RECORDS PROVIDED |
★ ★ ★ ★ ★

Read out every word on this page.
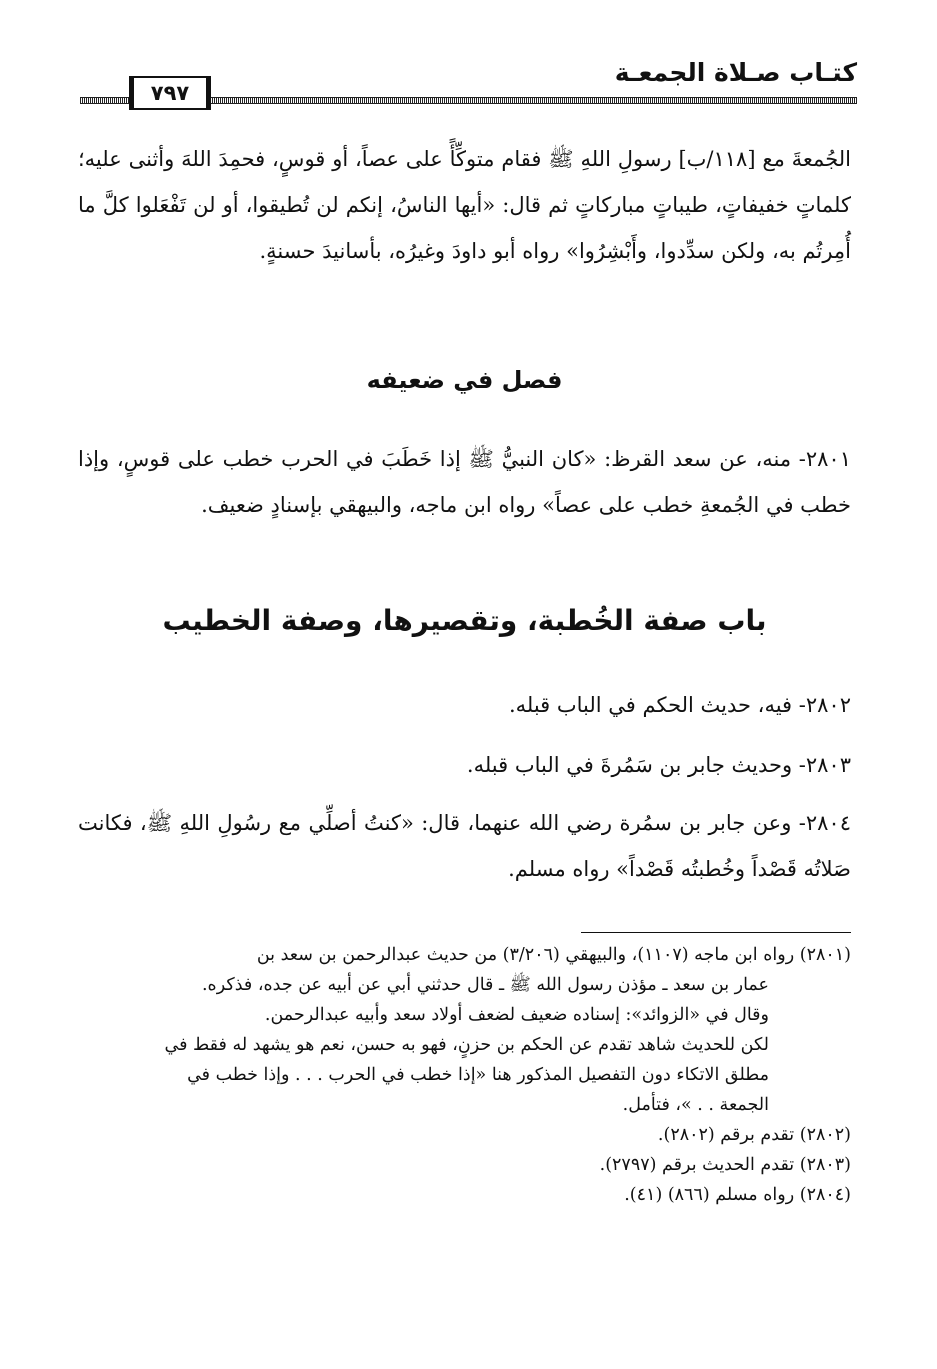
كتـاب صـلاة الجمعـة
٧٩٧
الجُمعةَ مع [١١٨/ب] رسولِ اللهِ ﷺ فقام متوكِّأً على عصاً، أو قوسٍ، فحمِدَ اللهَ وأثنى عليه؛ كلماتٍ خفيفاتٍ، طيباتٍ مباركاتٍ ثم قال: «أيها الناسُ، إنكم لن تُطيقوا، أو لن تَفْعَلوا كلَّ ما أُمِرتُم به، ولكن سدِّدوا، وأَبْشِرُوا» رواه أبو داودَ وغيرُه، بأسانيدَ حسنةٍ.
فصل في ضعيفه
٢٨٠١- منه، عن سعد القرظ: «كان النبيُّ ﷺ إذا خَطَبَ في الحرب خطب على قوسٍ، وإذا خطب في الجُمعةِ خطب على عصاً» رواه ابن ماجه، والبيهقي بإسنادٍ ضعيف.
باب صفة الخُطبة، وتقصيرها، وصفة الخطيب
٢٨٠٢- فيه، حديث الحكم في الباب قبله.
٢٨٠٣- وحديث جابر بن سَمُرةَ في الباب قبله.
٢٨٠٤- وعن جابر بن سمُرة رضي الله عنهما، قال: «كنتُ أصلِّي مع رسُولِ اللهِ ﷺ، فكانت صَلاتُه قَصْداً وخُطبتُه قَصْداً» رواه مسلم.
(٢٨٠١) رواه ابن ماجه (١١٠٧)، والبيهقي (٣/٢٠٦) من حديث عبدالرحمن بن سعد بن
عمار بن سعد ـ مؤذن رسول الله ﷺ ـ قال حدثني أبي عن أبيه عن جده، فذكره.
وقال في «الزوائد»: إسناده ضعيف لضعف أولاد سعد وأبيه عبدالرحمن.
لكن للحديث شاهد تقدم عن الحكم بن حزنٍ، فهو به حسن، نعم هو يشهد له فقط في
مطلق الاتكاء دون التفصيل المذكور هنا «إذا خطب في الحرب . . . وإذا خطب في
الجمعة . . »، فتأمل.
(٢٨٠٢) تقدم برقم (٢٨٠٢).
(٢٨٠٣) تقدم الحديث برقم (٢٧٩٧).
(٢٨٠٤) رواه مسلم (٨٦٦) (٤١).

★ ★ ★ ★ ★

GIVEN EXERCISE | Print all the records again exactly; do not include any picture.

COMPLETE ANSWER |
Read out every word on this page.
كتـاب صـلاة الجمعـة
٧٩٧
الجُمعةَ مع [١١٨/ب] رسولِ اللهِ ﷺ فقام متوكِّأً على عصاً، أو قوسٍ، فحمِدَ اللهَ وأثنى عليه؛ كلماتٍ خفيفاتٍ، طيباتٍ مباركاتٍ ثم قال: «أيها الناسُ، إنكم لن تُطيقوا، أو لن تَفْعَلوا كلَّ ما أُمِرتُم به، ولكن سدِّدوا، وأَبْشِرُوا» رواه أبو داودَ وغيرُه، بأسانيدَ حسنةٍ.
فصل في ضعيفه
٢٨٠١- منه، عن سعد القرظ: «كان النبيُّ ﷺ إذا خَطَبَ في الحرب خطب على قوسٍ، وإذا خطب في الجُمعةِ خطب على عصاً» رواه ابن ماجه، والبيهقي بإسنادٍ ضعيف.
باب صفة الخُطبة، وتقصيرها، وصفة الخطيب
٢٨٠٢- فيه، حديث الحكم في الباب قبله.
٢٨٠٣- وحديث جابر بن سَمُرةَ في الباب قبله.
٢٨٠٤- وعن جابر بن سمُرة رضي الله عنهما، قال: «كنتُ أصلِّي مع رسُولِ اللهِ ﷺ، فكانت صَلاتُه قَصْداً وخُطبتُه قَصْداً» رواه مسلم.
(٢٨٠١) رواه ابن ماجه (١١٠٧)، والبيهقي (٣/٢٠٦) من حديث عبدالرحمن بن سعد بن
عمار بن سعد ـ مؤذن رسول الله ﷺ ـ قال حدثني أبي عن أبيه عن جده، فذكره.
وقال في «الزوائد»: إسناده ضعيف لضعف أولاد سعد وأبيه عبدالرحمن.
لكن للحديث شاهد تقدم عن الحكم بن حزنٍ، فهو به حسن، نعم هو يشهد له فقط في
مطلق الاتكاء دون التفصيل المذكور هنا «إذا خطب في الحرب . . . وإذا خطب في
الجمعة . . »، فتأمل.
(٢٨٠٢) تقدم برقم (٢٨٠٢).
(٢٨٠٣) تقدم الحديث برقم (٢٧٩٧).
(٢٨٠٤) رواه مسلم (٨٦٦) (٤١).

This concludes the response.